WRITTEN INSTRUCTION: List all lines of the data that include the string "only".

RECORDS FOR THE EXERCISE:
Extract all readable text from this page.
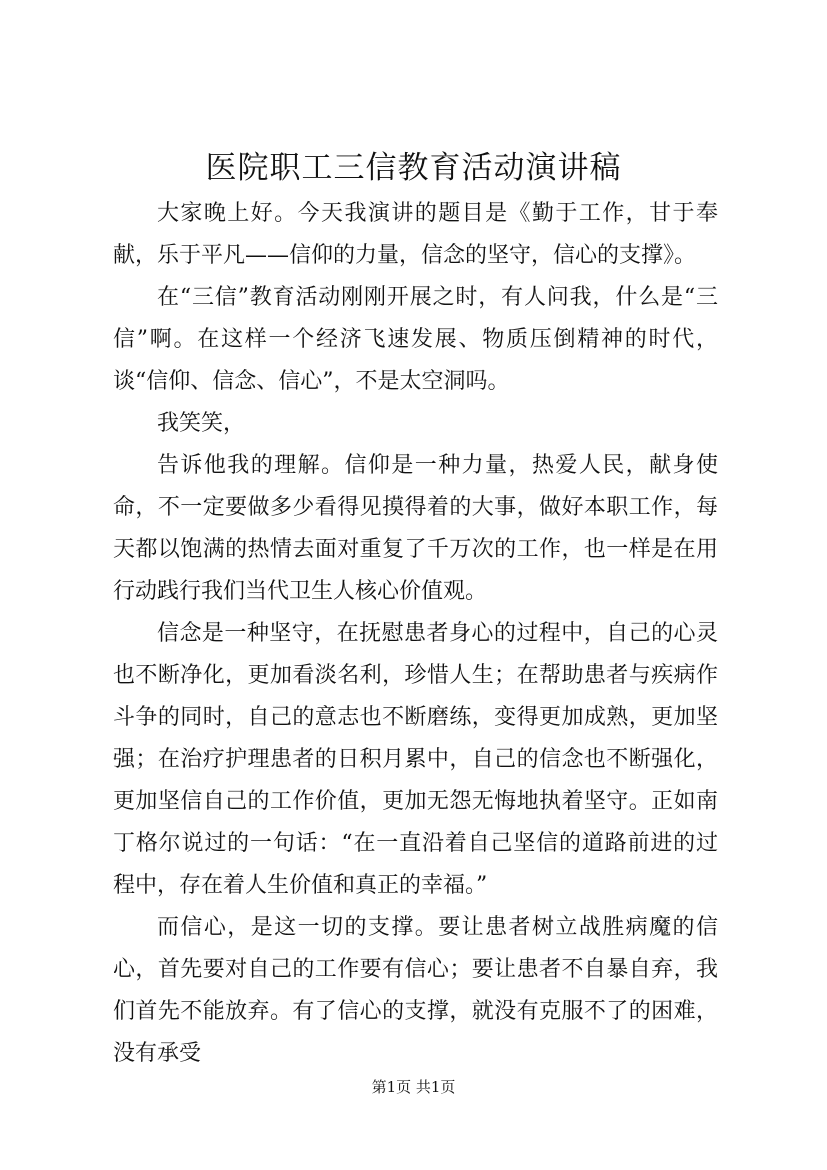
医院职工三信教育活动演讲稿

大家晚上好。今天我演讲的题目是《勤于工作，甘于奉献，乐于平凡——信仰的力量，信念的坚守，信心的支撑》。

在“三信”教育活动刚刚开展之时，有人问我，什么是“三信”啊。在这样一个经济飞速发展、物质压倒精神的时代，谈“信仰、信念、信心”，不是太空洞吗。

我笑笑，

告诉他我的理解。信仰是一种力量，热爱人民，献身使命，不一定要做多少看得见摸得着的大事，做好本职工作，每天都以饱满的热情去面对重复了千万次的工作，也一样是在用行动践行我们当代卫生人核心价值观。

信念是一种坚守，在抚慰患者身心的过程中，自己的心灵也不断净化，更加看淡名利，珍惜人生；在帮助患者与疾病作斗争的同时，自己的意志也不断磨练，变得更加成熟，更加坚强；在治疗护理患者的日积月累中，自己的信念也不断强化，更加坚信自己的工作价值，更加无怨无悔地执着坚守。正如南丁格尔说过的一句话：“在一直沿着自己坚信的道路前进的过程中，存在着人生价值和真正的幸福。”

而信心，是这一切的支撑。要让患者树立战胜病魔的信心，首先要对自己的工作要有信心；要让患者不自暴自弃，我们首先不能放弃。有了信心的支撑，就没有克服不了的困难，没有承受

第1页 共1页
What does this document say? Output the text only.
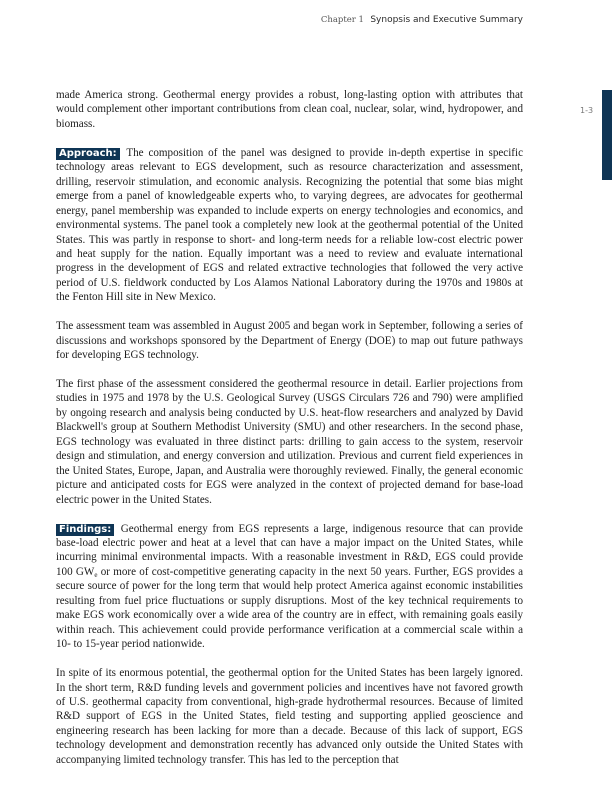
Chapter 1 Synopsis and Executive Summary
1-3

made America strong. Geothermal energy provides a robust, long-lasting option with attributes that would complement other important contributions from clean coal, nuclear, solar, wind, hydropower, and biomass.

Approach: The composition of the panel was designed to provide in-depth expertise in specific technology areas relevant to EGS development, such as resource characterization and assessment, drilling, reservoir stimulation, and economic analysis. Recognizing the potential that some bias might emerge from a panel of knowledgeable experts who, to varying degrees, are advocates for geothermal energy, panel membership was expanded to include experts on energy technologies and economics, and environmental systems. The panel took a completely new look at the geothermal potential of the United States. This was partly in response to short- and long-term needs for a reliable low-cost electric power and heat supply for the nation. Equally important was a need to review and evaluate international progress in the development of EGS and related extractive technologies that followed the very active period of U.S. fieldwork conducted by Los Alamos National Laboratory during the 1970s and 1980s at the Fenton Hill site in New Mexico.

The assessment team was assembled in August 2005 and began work in September, following a series of discussions and workshops sponsored by the Department of Energy (DOE) to map out future pathways for developing EGS technology.

The first phase of the assessment considered the geothermal resource in detail. Earlier projections from studies in 1975 and 1978 by the U.S. Geological Survey (USGS Circulars 726 and 790) were amplified by ongoing research and analysis being conducted by U.S. heat-flow researchers and analyzed by David Blackwell's group at Southern Methodist University (SMU) and other researchers. In the second phase, EGS technology was evaluated in three distinct parts: drilling to gain access to the system, reservoir design and stimulation, and energy conversion and utilization. Previous and current field experiences in the United States, Europe, Japan, and Australia were thoroughly reviewed. Finally, the general economic picture and anticipated costs for EGS were analyzed in the context of projected demand for base-load electric power in the United States.

Findings: Geothermal energy from EGS represents a large, indigenous resource that can provide base-load electric power and heat at a level that can have a major impact on the United States, while incurring minimal environmental impacts. With a reasonable investment in R&D, EGS could provide 100 $GW_e$ or more of cost-competitive generating capacity in the next 50 years. Further, EGS provides a secure source of power for the long term that would help protect America against economic instabilities resulting from fuel price fluctuations or supply disruptions. Most of the key technical requirements to make EGS work economically over a wide area of the country are in effect, with remaining goals easily within reach. This achievement could provide performance verification at a commercial scale within a 10- to 15-year period nationwide.

In spite of its enormous potential, the geothermal option for the United States has been largely ignored. In the short term, R&D funding levels and government policies and incentives have not favored growth of U.S. geothermal capacity from conventional, high-grade hydrothermal resources. Because of limited R&D support of EGS in the United States, field testing and supporting applied geoscience and engineering research has been lacking for more than a decade. Because of this lack of support, EGS technology development and demonstration recently has advanced only outside the United States with accompanying limited technology transfer. This has led to the perception that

ANSWER TO THE TASK:
What does this document say? Output the text only.
In spite of its enormous potential, the geothermal option for the United States has been largely ignored. In the short term, R&D funding levels and government policies and incentives have not favored growth of U.S. geothermal capacity from conventional, high-grade hydrothermal resources. Because of limited R&D support of EGS in the United States, field testing and supporting applied geoscience and engineering research has been lacking for more than a decade. Because of this lack of support, EGS technology development and demonstration recently has advanced only outside the United States with accompanying limited technology transfer. This has led to the perception that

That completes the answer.